EXERCISE GOAL -
Where does the string "rate" appear? Copy every line of the entries below that holds it.

THE RECORDS -
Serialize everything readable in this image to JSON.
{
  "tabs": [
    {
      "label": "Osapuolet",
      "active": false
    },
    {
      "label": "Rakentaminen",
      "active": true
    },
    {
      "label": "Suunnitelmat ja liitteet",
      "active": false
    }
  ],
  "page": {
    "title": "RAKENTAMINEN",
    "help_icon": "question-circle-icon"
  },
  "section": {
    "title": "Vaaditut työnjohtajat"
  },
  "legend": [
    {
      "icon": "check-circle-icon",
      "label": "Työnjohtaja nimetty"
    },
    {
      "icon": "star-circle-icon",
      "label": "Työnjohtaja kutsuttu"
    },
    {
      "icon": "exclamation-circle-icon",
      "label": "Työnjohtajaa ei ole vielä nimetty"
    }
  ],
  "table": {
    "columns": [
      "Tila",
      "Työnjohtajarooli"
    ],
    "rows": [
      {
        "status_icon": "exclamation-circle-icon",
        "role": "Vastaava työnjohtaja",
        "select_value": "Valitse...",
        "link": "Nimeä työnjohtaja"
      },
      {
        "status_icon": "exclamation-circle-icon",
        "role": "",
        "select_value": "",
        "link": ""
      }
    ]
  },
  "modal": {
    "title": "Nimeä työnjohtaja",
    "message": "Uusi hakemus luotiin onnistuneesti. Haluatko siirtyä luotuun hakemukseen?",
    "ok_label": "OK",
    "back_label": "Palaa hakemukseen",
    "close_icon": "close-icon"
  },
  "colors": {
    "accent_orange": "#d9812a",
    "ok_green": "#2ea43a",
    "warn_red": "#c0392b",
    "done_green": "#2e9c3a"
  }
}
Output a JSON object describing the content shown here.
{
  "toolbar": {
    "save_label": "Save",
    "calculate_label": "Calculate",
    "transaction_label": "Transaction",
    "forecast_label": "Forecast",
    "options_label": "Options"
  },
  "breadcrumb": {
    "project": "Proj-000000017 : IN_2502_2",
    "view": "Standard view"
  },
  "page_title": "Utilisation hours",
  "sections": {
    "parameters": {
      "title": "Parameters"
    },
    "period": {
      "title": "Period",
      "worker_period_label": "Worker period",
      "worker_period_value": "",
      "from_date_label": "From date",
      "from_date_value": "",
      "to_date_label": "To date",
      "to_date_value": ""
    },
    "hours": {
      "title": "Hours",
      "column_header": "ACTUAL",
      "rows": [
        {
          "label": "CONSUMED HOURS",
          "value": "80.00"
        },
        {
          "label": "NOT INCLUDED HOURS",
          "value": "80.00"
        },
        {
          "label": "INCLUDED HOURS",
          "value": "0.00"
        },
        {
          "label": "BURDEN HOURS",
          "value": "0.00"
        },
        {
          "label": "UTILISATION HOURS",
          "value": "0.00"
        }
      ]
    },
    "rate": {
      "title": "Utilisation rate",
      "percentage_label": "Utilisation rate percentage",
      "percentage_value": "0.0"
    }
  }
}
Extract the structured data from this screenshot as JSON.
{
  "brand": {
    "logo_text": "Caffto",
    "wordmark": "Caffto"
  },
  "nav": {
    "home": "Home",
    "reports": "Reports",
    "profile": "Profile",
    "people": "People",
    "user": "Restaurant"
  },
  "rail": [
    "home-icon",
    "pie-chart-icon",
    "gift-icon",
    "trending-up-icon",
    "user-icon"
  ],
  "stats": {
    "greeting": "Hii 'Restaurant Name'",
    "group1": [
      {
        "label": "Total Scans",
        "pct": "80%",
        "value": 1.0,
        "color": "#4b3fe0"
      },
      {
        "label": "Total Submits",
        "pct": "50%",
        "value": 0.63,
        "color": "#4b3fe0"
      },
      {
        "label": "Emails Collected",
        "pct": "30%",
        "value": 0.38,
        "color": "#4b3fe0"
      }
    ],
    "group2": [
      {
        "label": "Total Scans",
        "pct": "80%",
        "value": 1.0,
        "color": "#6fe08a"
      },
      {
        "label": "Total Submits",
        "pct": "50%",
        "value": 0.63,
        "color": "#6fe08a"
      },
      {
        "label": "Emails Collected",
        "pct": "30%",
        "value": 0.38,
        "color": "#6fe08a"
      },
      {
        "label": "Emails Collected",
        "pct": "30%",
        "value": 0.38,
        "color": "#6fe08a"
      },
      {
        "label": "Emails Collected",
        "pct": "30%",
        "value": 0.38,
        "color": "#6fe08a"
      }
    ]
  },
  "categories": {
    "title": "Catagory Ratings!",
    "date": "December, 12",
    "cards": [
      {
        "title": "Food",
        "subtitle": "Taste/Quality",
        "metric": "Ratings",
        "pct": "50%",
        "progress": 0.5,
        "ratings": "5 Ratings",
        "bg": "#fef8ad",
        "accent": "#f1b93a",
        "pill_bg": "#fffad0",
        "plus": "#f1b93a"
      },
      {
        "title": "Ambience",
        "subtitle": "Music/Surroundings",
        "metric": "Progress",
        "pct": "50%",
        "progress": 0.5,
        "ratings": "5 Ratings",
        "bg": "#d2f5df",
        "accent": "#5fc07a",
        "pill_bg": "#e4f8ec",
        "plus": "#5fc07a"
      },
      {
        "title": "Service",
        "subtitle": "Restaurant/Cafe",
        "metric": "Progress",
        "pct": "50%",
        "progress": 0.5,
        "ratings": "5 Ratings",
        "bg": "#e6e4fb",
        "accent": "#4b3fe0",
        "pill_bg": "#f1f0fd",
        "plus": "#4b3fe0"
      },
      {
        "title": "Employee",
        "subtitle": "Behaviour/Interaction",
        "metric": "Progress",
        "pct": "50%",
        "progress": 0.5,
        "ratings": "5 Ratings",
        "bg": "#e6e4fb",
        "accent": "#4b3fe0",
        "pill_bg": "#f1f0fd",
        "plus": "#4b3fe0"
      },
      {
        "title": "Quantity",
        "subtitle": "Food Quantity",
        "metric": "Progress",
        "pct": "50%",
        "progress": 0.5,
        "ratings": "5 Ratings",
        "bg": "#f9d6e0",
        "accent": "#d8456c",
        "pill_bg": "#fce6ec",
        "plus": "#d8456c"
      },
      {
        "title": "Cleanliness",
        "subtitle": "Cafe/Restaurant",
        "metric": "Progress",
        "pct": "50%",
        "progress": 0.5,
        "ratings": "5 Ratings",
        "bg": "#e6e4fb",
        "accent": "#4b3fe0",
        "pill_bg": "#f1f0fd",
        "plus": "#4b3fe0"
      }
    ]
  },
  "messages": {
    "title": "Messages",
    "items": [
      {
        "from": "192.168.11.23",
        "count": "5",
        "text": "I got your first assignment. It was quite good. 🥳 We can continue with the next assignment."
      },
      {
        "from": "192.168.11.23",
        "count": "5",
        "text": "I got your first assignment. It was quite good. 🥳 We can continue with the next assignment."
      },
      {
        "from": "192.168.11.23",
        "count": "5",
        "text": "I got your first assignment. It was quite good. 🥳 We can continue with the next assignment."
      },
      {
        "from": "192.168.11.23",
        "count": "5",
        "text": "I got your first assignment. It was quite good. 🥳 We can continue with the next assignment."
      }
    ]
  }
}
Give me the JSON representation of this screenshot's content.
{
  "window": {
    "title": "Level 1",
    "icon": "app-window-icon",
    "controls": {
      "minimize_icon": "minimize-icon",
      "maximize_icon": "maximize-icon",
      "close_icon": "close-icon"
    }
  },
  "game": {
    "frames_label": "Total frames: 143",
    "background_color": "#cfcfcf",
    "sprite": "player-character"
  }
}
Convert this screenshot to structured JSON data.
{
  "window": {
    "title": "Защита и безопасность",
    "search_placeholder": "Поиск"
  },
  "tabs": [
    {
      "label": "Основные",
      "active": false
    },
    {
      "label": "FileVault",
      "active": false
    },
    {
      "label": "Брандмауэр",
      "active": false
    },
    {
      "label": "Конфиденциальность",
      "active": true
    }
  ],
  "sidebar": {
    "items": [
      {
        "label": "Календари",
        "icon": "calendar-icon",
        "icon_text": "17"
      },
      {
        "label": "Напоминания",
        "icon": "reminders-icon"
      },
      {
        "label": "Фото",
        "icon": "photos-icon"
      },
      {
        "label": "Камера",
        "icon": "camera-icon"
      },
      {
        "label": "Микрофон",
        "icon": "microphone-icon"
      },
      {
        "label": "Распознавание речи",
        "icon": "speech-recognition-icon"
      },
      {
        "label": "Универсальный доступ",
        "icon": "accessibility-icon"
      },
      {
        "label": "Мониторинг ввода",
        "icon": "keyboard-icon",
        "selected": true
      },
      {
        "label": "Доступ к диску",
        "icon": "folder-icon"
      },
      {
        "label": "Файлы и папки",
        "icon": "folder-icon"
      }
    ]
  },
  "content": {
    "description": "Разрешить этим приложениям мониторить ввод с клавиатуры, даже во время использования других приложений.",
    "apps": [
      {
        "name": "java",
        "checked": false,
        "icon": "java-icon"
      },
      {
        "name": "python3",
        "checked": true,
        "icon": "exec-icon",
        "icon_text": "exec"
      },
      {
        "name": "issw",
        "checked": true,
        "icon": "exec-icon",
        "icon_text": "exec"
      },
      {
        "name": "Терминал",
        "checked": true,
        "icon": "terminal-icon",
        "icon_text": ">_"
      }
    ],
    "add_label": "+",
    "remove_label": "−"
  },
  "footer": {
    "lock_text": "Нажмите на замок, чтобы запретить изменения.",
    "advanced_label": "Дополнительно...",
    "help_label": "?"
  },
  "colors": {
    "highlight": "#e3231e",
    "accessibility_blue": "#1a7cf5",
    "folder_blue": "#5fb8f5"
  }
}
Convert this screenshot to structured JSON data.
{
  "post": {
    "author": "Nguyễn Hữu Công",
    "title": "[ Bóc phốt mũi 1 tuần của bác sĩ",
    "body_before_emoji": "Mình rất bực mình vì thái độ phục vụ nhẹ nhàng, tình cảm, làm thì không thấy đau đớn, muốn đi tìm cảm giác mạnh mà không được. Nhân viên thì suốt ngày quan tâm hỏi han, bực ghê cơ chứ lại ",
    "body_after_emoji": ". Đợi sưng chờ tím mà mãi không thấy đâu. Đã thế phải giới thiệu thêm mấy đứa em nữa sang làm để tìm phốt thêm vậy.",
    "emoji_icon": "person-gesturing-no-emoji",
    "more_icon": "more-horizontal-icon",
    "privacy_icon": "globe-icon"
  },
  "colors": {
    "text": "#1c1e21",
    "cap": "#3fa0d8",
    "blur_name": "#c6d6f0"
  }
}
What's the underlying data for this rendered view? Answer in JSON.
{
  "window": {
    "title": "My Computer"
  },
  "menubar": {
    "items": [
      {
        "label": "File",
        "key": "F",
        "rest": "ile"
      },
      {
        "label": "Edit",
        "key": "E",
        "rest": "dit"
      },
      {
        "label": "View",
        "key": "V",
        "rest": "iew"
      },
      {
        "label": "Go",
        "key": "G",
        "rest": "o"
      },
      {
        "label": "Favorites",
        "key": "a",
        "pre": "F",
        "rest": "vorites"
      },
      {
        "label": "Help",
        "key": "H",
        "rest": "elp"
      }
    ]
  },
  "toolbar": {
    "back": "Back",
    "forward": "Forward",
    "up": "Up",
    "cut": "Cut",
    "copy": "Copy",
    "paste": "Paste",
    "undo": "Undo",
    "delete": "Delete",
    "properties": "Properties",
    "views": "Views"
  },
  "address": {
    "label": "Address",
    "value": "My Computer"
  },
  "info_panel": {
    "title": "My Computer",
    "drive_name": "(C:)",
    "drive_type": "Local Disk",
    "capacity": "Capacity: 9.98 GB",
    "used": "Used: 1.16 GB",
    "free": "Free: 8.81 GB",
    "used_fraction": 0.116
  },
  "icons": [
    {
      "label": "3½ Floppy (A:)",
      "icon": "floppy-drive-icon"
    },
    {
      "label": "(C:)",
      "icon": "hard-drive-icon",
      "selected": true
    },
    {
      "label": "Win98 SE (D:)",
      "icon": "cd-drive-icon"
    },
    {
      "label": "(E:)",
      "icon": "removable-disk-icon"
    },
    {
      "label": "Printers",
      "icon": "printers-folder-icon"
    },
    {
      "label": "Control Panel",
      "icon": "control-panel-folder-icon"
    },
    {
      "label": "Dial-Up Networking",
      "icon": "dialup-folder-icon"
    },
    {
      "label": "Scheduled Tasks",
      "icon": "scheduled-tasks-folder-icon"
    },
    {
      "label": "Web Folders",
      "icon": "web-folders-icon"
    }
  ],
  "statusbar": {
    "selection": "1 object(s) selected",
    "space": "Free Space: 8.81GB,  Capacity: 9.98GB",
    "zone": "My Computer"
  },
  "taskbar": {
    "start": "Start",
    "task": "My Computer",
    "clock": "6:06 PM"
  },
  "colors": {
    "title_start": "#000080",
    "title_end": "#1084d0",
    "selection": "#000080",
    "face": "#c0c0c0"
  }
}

SOLUTION TO THIS PROBLEM -
    "rate": {
      "title": "Utilisation rate",
      "percentage_label": "Utilisation rate percentage",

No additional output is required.